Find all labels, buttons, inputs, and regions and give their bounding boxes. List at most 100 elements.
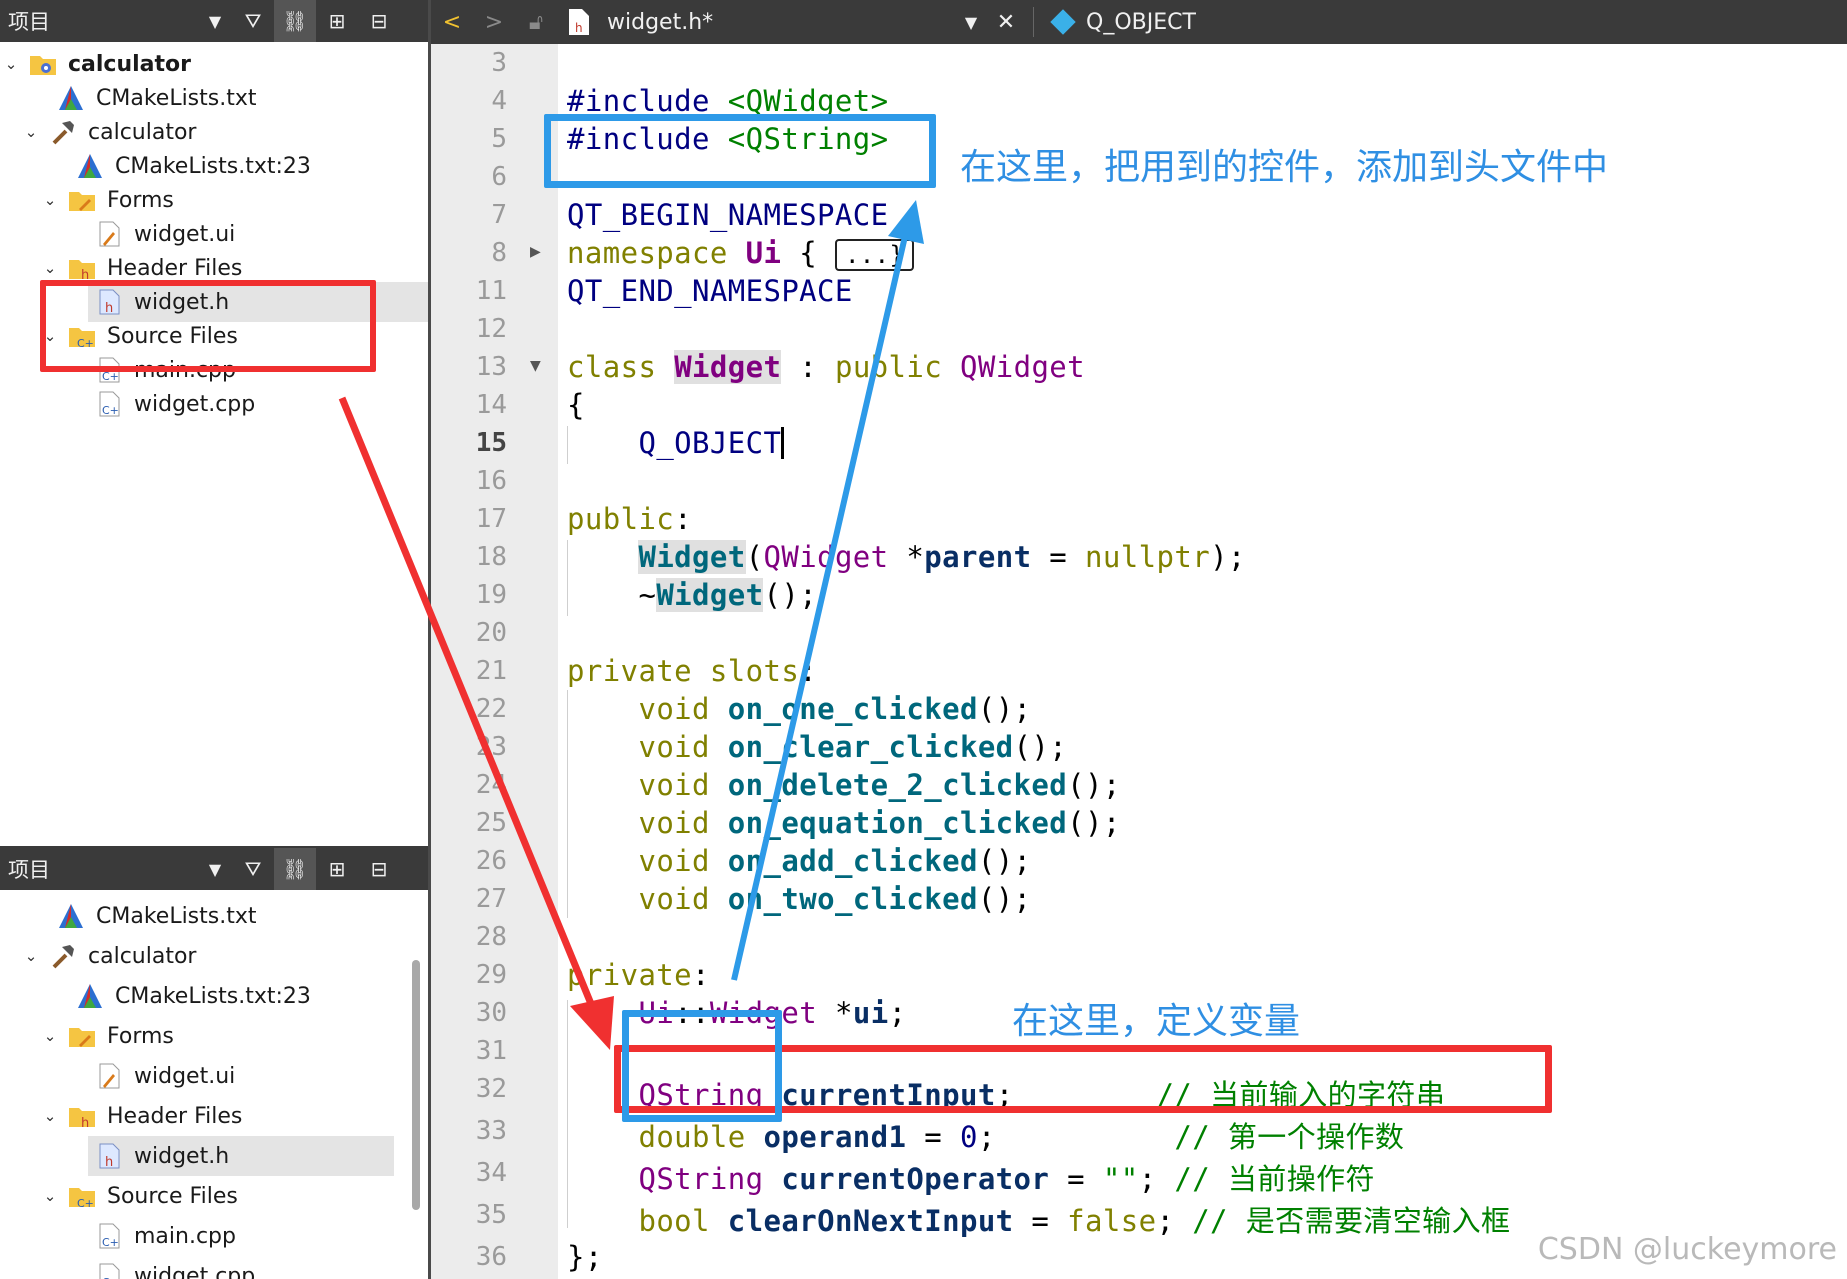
line-number: 21 <box>475 656 507 686</box>
highlight-qstring-box <box>622 1010 782 1122</box>
line-number: 32 <box>475 1074 507 1104</box>
highlight-include-box <box>544 114 936 188</box>
tree-item-label: CMakeLists.txt:23 <box>115 153 311 179</box>
ui-file-icon <box>99 1063 120 1089</box>
highlight-header-files-box <box>40 280 376 372</box>
line-number: 30 <box>475 998 507 1028</box>
tree-item-source-files[interactable]: ⌄ C+ Source Files <box>0 1176 428 1216</box>
tree-item-calculator-target[interactable]: ⌄ calculator <box>0 936 428 976</box>
fold-expand-icon[interactable]: ▶ <box>530 244 541 260</box>
line-number: 16 <box>475 466 507 496</box>
cmake-icon <box>78 984 102 1008</box>
line-number: 23 <box>475 732 507 762</box>
chevron-down-icon[interactable]: ⌄ <box>39 259 61 277</box>
filter-icon[interactable]: ⛛ <box>232 0 274 42</box>
chevron-down-icon[interactable]: ⌄ <box>20 123 42 141</box>
tree-item-widget-cpp[interactable]: C+ widget.cpp <box>0 1256 428 1279</box>
link-icon[interactable]: ⛓ <box>274 848 316 890</box>
annotation-define-note: 在这里，定义变量 <box>1012 1001 1301 1042</box>
close-panel-icon[interactable]: ⊟ <box>358 0 400 42</box>
link-icon[interactable]: ⛓ <box>274 0 316 42</box>
tree-item-header-files[interactable]: ⌄ h Header Files <box>0 1096 428 1136</box>
tree-item-forms[interactable]: ⌄ Forms <box>0 1016 428 1056</box>
project-panel-toolbar: 项目 ▼ ⛛ ⛓ ⊞ ⊟ <box>0 0 428 42</box>
line-number: 33 <box>475 1116 507 1146</box>
chevron-down-icon[interactable]: ⌄ <box>39 1187 61 1205</box>
chevron-down-icon[interactable]: ⌄ <box>39 191 61 209</box>
tree-item-widget-h[interactable]: h widget.h <box>88 1136 394 1176</box>
fold-collapse-icon[interactable]: ▼ <box>530 358 541 374</box>
symbol-selector[interactable]: Q_OBJECT <box>1040 9 1196 35</box>
tree-scrollbar[interactable] <box>412 960 420 1210</box>
project-panel-bottom: 项目 ▼ ⛛ ⛓ ⊞ ⊟ CMakeLists.txt ⌄ calculator… <box>0 848 428 1279</box>
tree-item-label: Header Files <box>107 255 243 281</box>
split-icon[interactable]: ⊞ <box>316 848 358 890</box>
line-number: 4 <box>491 86 507 116</box>
forms-folder-icon <box>69 192 95 211</box>
line-number: 36 <box>475 1242 507 1272</box>
panel-dropdown-icon[interactable]: ▼ <box>198 0 232 42</box>
open-file-selector[interactable]: h widget.h* <box>557 8 957 36</box>
tree-item-widget-cpp[interactable]: C+ widget.cpp <box>0 384 428 424</box>
cmake-icon <box>78 154 102 178</box>
close-icon[interactable]: ✕ <box>985 0 1027 44</box>
back-arrow-icon[interactable]: < <box>431 0 473 44</box>
chevron-down-icon[interactable]: ⌄ <box>20 947 42 965</box>
code-line-21: private slots: <box>567 654 818 688</box>
panel-dropdown-icon[interactable]: ▼ <box>198 848 232 890</box>
project-folder-icon <box>30 56 56 75</box>
tree-item-cmakelists[interactable]: CMakeLists.txt <box>0 896 428 936</box>
tree-item-label: widget.ui <box>134 221 236 247</box>
svg-text:h: h <box>575 21 583 35</box>
code-line-25: void on_equation_clicked(); <box>638 806 1121 840</box>
chevron-down-icon[interactable]: ⌄ <box>39 1107 61 1125</box>
code-line-19: ~Widget(); <box>567 578 818 612</box>
collapsed-block[interactable]: ...} <box>834 239 915 271</box>
code-line-36: }; <box>567 1240 603 1274</box>
header-file-icon: h <box>569 9 589 35</box>
line-number: 13 <box>475 352 507 382</box>
close-panel-icon[interactable]: ⊟ <box>358 848 400 890</box>
svg-text:h: h <box>105 1155 113 1170</box>
line-number: 6 <box>491 162 507 192</box>
tree-item-label: calculator <box>68 51 191 77</box>
line-number: 25 <box>475 808 507 838</box>
cpp-file-icon: C+ <box>99 1263 120 1279</box>
line-number: 18 <box>475 542 507 572</box>
line-number: 31 <box>475 1036 507 1066</box>
tree-item-label: widget.cpp <box>134 391 256 417</box>
tree-item-widget-ui[interactable]: widget.ui <box>0 1056 428 1096</box>
chevron-down-icon[interactable]: ⌄ <box>0 55 22 73</box>
tree-item-main-cpp[interactable]: C+ main.cpp <box>0 1216 428 1256</box>
line-number: 28 <box>475 922 507 952</box>
svg-text:C+: C+ <box>102 1236 119 1249</box>
chevron-down-icon[interactable]: ⌄ <box>39 1027 61 1045</box>
tree-item-label: Source Files <box>107 1183 238 1209</box>
tree-item-label: Header Files <box>107 1103 243 1129</box>
header-folder-icon: h <box>69 1108 95 1131</box>
code-line-15: Q_OBJECT <box>567 426 785 460</box>
tree-item-label: CMakeLists.txt <box>96 85 257 111</box>
forms-folder-icon <box>69 1028 95 1047</box>
code-line-18: Widget(QWidget *parent = nullptr); <box>638 540 1246 574</box>
code-line-27: void on_two_clicked(); <box>638 882 1032 916</box>
filter-icon[interactable]: ⛛ <box>232 848 274 890</box>
split-icon[interactable]: ⊞ <box>316 0 358 42</box>
tree-item-cmakelists-23[interactable]: CMakeLists.txt:23 <box>0 976 428 1016</box>
tree-item-label: Forms <box>107 1023 174 1049</box>
source-folder-icon: C+ <box>69 1188 95 1210</box>
svg-text:C+: C+ <box>102 404 119 417</box>
line-number: 22 <box>475 694 507 724</box>
code-line-22: void on_one_clicked(); <box>638 692 1032 726</box>
line-number: 8 <box>491 238 507 268</box>
cpp-file-icon: C+ <box>99 391 120 417</box>
ui-file-icon <box>99 221 120 247</box>
lock-icon[interactable]: 🔓︎ <box>515 0 557 44</box>
dropdown-icon[interactable]: ▼ <box>957 0 985 44</box>
code-line-11: QT_END_NAMESPACE <box>567 274 853 308</box>
code-line-4: #include <QWidget> <box>567 84 889 118</box>
forward-arrow-icon[interactable]: > <box>473 0 515 44</box>
line-number: 7 <box>491 200 507 230</box>
hammer-icon <box>52 945 74 969</box>
text-cursor <box>781 427 785 459</box>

YOUR INSTRUCTIONS:
Render the lines from the one holding "line-number: 21 <box>475 656 507 686</box>" through the one holding "tree-item-widget-h[interactable]: h widget.h", inclusive, as a JSON list of strings, one string per line, leaving out blank lines.

EXERCISE OUTPUT:
[
  "line-number: 21 <box>475 656 507 686</box>",
  "highlight-qstring-box <box>622 1010 782 1122</box>",
  "line-number: 32 <box>475 1074 507 1104</box>",
  "highlight-include-box <box>544 114 936 188</box>",
  "tree-item-label: CMakeLists.txt:23 <box>115 153 311 179</box>",
  "ui-file-icon <box>99 1063 120 1089</box>",
  "highlight-header-files-box <box>40 280 376 372</box>",
  "line-number: 30 <box>475 998 507 1028</box>",
  "tree-item-source-files[interactable]: ⌄ C+ Source Files <box>0 1176 428 1216</box>",
  "tree-item-calculator-target[interactable]: ⌄ calculator <box>0 936 428 976</box>",
  "fold-expand-icon[interactable]: ▶ <box>530 244 541 260</box>",
  "line-number: 16 <box>475 466 507 496</box>",
  "cmake-icon <box>78 984 102 1008</box>",
  "line-number: 23 <box>475 732 507 762</box>",
  "chevron-down-icon[interactable]: ⌄ <box>39 259 61 277</box>",
  "filter-icon[interactable]: ⛛ <box>232 0 274 42</box>",
  "chevron-down-icon[interactable]: ⌄ <box>20 123 42 141</box>",
  "tree-item-widget-cpp[interactable]: C+ widget.cpp <box>0 1256 428 1279</box>",
  "link-icon[interactable]: ⛓ <box>274 848 316 890</box>",
  "annotation-define-note: 在这里，定义变量 <box>1012 1001 1301 1042</box>",
  "close-panel-icon[interactable]: ⊟ <box>358 0 400 42</box>",
  "link-icon[interactable]: ⛓ <box>274 0 316 42</box>",
  "tree-item-header-files[interactable]: ⌄ h Header Files <box>0 1096 428 1136</box>",
  "tree-item-forms[interactable]: ⌄ Forms <box>0 1016 428 1056</box>",
  "project-panel-toolbar: 项目 ▼ ⛛ ⛓ ⊞ ⊟ <box>0 0 428 42</box>",
  "line-number: 33 <box>475 1116 507 1146</box>",
  "chevron-down-icon[interactable]: ⌄ <box>39 1187 61 1205</box>",
  "chevron-down-icon[interactable]: ⌄ <box>39 191 61 209</box>",
  "tree-item-widget-h[interactable]: h widget.h <box>88 1136 394 1176</box>"
]